══ Listing ══
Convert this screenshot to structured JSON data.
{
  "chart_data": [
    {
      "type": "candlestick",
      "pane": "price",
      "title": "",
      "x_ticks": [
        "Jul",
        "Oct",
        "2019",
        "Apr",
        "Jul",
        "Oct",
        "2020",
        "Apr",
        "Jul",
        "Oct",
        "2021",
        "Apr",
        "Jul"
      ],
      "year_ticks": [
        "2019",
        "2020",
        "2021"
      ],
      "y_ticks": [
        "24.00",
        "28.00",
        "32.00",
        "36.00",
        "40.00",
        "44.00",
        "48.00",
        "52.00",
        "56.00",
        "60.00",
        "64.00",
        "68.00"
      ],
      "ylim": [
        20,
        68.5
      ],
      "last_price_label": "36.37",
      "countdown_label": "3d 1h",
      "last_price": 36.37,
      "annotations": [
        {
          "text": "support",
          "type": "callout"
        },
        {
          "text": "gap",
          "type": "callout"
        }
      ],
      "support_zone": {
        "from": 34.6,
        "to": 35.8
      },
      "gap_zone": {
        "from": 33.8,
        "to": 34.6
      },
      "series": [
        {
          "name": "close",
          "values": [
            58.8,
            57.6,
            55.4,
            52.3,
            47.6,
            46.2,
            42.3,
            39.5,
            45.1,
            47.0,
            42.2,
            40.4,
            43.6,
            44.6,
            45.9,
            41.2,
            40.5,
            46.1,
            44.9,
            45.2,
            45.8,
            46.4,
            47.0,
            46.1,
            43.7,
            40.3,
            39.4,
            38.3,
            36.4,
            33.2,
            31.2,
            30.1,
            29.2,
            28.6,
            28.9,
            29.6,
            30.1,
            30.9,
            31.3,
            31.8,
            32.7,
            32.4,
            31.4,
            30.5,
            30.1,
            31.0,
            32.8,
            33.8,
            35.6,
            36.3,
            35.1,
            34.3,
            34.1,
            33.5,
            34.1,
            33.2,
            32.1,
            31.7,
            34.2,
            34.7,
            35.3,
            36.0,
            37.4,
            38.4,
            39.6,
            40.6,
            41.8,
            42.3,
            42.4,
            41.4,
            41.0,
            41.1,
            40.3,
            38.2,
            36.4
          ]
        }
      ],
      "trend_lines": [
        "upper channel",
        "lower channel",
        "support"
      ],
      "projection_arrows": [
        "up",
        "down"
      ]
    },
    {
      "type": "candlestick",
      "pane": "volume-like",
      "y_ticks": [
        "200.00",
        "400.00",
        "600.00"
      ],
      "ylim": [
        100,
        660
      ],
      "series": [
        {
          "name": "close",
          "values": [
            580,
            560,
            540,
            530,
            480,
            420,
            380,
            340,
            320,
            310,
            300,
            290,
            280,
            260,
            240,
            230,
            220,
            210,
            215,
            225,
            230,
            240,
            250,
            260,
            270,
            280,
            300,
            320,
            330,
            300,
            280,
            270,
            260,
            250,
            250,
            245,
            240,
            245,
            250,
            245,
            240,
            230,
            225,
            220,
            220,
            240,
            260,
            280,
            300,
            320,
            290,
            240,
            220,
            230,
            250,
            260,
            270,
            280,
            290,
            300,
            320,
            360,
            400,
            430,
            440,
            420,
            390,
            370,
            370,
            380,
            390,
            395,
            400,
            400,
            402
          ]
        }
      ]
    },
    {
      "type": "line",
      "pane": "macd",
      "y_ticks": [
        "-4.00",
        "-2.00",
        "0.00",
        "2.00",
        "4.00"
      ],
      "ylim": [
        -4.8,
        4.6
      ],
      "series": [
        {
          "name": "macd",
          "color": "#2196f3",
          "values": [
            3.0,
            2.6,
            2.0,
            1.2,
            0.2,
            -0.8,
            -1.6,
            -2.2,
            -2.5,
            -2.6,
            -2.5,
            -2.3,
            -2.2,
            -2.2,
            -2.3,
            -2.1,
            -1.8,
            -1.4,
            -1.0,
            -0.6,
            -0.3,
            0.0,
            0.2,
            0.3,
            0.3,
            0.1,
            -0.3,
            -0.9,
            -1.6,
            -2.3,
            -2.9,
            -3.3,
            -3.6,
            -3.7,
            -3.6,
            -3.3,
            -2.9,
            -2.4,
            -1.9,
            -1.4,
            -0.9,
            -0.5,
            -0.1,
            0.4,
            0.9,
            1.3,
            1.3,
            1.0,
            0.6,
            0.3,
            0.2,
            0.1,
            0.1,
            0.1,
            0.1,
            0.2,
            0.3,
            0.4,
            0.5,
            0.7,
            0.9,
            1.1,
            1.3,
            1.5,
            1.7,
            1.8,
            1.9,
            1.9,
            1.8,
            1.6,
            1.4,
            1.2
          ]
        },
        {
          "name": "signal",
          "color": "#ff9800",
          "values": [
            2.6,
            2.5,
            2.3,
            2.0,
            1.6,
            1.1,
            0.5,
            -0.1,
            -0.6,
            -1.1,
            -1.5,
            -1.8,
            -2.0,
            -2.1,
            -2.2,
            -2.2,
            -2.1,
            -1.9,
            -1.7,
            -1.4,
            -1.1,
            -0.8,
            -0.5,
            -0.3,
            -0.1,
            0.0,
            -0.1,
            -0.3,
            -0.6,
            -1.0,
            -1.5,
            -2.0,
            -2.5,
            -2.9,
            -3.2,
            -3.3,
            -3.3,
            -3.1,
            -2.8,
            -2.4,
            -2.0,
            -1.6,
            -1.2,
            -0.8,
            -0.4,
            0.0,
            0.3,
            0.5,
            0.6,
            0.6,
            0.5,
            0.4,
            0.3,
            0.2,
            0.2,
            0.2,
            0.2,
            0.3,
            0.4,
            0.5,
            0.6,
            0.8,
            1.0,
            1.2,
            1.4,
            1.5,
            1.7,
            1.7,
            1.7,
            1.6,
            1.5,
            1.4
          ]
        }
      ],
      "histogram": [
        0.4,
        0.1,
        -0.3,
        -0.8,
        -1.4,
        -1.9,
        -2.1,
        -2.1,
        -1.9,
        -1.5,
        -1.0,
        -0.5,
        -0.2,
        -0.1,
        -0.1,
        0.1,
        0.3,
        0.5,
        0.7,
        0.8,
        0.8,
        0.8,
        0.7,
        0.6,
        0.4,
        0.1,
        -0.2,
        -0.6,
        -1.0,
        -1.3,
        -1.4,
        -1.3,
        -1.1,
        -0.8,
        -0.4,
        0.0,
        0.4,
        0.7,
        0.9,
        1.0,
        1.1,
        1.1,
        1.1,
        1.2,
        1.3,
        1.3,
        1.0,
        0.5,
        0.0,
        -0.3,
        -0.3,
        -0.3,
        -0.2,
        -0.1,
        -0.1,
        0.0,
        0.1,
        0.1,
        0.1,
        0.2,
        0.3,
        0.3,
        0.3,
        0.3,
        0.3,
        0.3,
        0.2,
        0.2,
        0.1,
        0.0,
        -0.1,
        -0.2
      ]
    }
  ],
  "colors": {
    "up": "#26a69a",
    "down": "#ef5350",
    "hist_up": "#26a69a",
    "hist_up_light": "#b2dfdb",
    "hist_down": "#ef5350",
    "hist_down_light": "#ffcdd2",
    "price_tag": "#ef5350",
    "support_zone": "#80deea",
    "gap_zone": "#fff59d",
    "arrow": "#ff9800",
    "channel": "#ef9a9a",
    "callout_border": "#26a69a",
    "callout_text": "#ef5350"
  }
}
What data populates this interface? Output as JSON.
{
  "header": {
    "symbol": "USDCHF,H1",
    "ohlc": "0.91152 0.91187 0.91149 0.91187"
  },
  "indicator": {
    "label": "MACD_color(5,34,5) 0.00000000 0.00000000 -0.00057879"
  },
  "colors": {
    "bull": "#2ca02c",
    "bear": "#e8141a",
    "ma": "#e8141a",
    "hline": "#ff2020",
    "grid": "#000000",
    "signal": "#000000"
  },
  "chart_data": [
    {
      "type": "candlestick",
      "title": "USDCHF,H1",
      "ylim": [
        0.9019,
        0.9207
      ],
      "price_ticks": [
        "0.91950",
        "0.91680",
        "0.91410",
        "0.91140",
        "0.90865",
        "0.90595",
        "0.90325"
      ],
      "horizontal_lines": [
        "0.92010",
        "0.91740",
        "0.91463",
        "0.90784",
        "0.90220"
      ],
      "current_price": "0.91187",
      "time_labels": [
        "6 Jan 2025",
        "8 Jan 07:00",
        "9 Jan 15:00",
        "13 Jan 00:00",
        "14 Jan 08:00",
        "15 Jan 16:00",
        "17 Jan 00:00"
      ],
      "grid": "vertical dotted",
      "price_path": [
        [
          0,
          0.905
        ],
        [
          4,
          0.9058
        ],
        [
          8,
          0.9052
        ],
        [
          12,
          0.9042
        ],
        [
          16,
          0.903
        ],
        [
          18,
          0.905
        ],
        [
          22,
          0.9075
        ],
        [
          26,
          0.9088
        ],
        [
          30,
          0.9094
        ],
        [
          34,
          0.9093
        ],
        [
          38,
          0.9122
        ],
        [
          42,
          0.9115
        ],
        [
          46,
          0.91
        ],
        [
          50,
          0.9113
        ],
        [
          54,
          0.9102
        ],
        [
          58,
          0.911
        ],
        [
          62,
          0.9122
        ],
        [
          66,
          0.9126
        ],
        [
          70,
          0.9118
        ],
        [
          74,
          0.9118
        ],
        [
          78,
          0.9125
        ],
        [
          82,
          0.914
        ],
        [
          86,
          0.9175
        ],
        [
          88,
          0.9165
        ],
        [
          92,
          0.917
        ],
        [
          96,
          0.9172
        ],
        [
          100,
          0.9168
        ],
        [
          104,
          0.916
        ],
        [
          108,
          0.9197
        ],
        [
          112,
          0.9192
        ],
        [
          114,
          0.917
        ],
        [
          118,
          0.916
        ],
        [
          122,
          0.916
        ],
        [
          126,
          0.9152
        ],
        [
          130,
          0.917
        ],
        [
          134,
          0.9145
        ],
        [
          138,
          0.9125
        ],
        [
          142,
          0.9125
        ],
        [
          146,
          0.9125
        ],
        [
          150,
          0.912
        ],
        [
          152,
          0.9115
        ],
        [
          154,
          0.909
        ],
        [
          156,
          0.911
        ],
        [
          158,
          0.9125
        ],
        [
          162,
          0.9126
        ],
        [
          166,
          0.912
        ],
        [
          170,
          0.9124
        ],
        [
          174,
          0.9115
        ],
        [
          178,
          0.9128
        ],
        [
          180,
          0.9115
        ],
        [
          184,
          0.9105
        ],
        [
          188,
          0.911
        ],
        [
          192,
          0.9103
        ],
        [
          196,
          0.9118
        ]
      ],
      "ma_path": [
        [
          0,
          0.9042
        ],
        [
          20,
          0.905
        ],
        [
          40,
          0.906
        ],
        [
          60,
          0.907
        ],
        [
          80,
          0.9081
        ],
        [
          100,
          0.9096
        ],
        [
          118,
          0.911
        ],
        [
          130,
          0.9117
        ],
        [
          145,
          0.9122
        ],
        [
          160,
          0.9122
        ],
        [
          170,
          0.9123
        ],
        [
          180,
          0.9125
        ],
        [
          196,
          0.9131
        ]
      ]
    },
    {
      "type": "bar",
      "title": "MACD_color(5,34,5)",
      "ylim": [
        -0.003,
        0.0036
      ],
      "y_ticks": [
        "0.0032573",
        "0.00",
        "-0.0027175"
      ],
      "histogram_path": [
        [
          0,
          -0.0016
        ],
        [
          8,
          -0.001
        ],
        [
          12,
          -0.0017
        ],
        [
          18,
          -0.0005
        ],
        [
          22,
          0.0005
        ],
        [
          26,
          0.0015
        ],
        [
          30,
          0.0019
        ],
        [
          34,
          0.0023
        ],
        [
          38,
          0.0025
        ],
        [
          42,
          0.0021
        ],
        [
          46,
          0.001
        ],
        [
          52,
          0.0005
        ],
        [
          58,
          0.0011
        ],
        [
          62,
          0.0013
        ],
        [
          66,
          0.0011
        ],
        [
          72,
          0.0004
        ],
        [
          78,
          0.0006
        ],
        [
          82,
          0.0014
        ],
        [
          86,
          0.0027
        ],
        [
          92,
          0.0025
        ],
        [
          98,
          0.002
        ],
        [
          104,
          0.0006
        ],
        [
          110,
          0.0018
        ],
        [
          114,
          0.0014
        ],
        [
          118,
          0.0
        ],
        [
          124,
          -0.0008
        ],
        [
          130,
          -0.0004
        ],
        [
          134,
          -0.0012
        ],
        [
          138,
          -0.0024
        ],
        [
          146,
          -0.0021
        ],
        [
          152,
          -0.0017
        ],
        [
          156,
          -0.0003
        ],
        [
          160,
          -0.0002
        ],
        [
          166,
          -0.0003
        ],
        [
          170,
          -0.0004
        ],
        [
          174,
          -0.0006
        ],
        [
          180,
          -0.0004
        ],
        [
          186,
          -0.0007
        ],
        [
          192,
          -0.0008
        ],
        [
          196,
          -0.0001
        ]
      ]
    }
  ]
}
═══
Report back each line of the entries that holds the string "JSON".

Convert this screenshot to structured JSON data.
What data populates this interface? Output as JSON.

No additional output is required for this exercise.